> **SET PROBLEM**:
Lines containing the string "Ignited" are to be collected in full.

> **RECORDED DATA**:
┏━━

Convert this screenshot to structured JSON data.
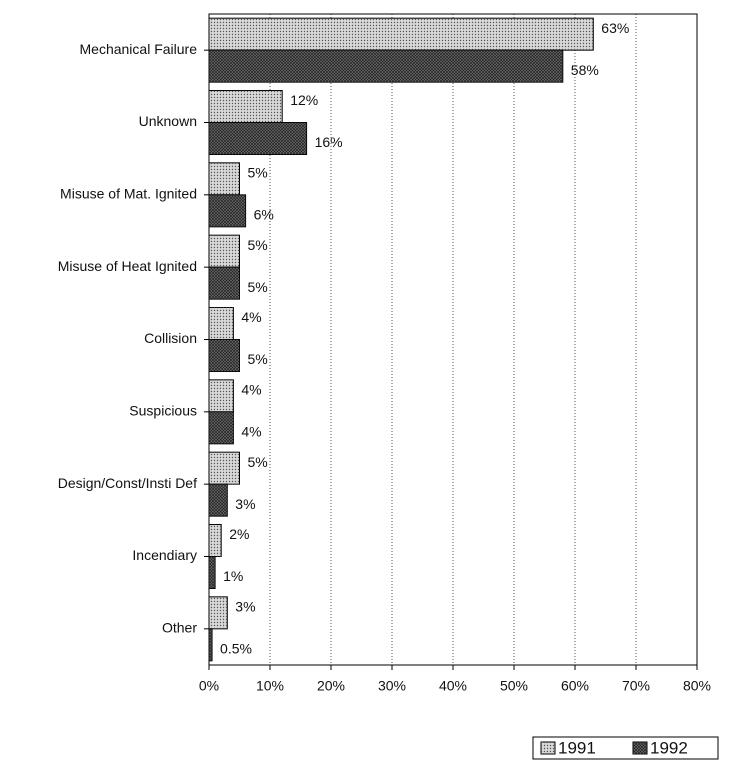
{
  "chart_data": {
    "type": "bar",
    "orientation": "horizontal",
    "categories": [
      "Mechanical Failure",
      "Unknown",
      "Misuse of Mat. Ignited",
      "Misuse of Heat Ignited",
      "Collision",
      "Suspicious",
      "Design/Const/Insti Def",
      "Incendiary",
      "Other"
    ],
    "series": [
      {
        "name": "1991",
        "color": "#d9d9d9",
        "values": [
          63,
          12,
          5,
          5,
          4,
          4,
          5,
          2,
          3
        ],
        "value_labels": [
          "63%",
          "12%",
          "5%",
          "5%",
          "4%",
          "4%",
          "5%",
          "2%",
          "3%"
        ]
      },
      {
        "name": "1992",
        "color": "#6e6e6e",
        "values": [
          58,
          16,
          6,
          5,
          5,
          4,
          3,
          1,
          0.5
        ],
        "value_labels": [
          "58%",
          "16%",
          "6%",
          "5%",
          "5%",
          "4%",
          "3%",
          "1%",
          "0.5%"
        ]
      }
    ],
    "xlim": [
      0,
      80
    ],
    "xticks": [
      {
        "value": 0,
        "label": "0%"
      },
      {
        "value": 10,
        "label": "10%"
      },
      {
        "value": 20,
        "label": "20%"
      },
      {
        "value": 30,
        "label": "30%"
      },
      {
        "value": 40,
        "label": "40%"
      },
      {
        "value": 50,
        "label": "50%"
      },
      {
        "value": 60,
        "label": "60%"
      },
      {
        "value": 70,
        "label": "70%"
      },
      {
        "value": 80,
        "label": "80%"
      }
    ],
    "grid": true,
    "legend": "bottom-right"
  }
}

┗━━

> **REPLY**:
      "Misuse of Mat. Ignited",
      "Misuse of Heat Ignited",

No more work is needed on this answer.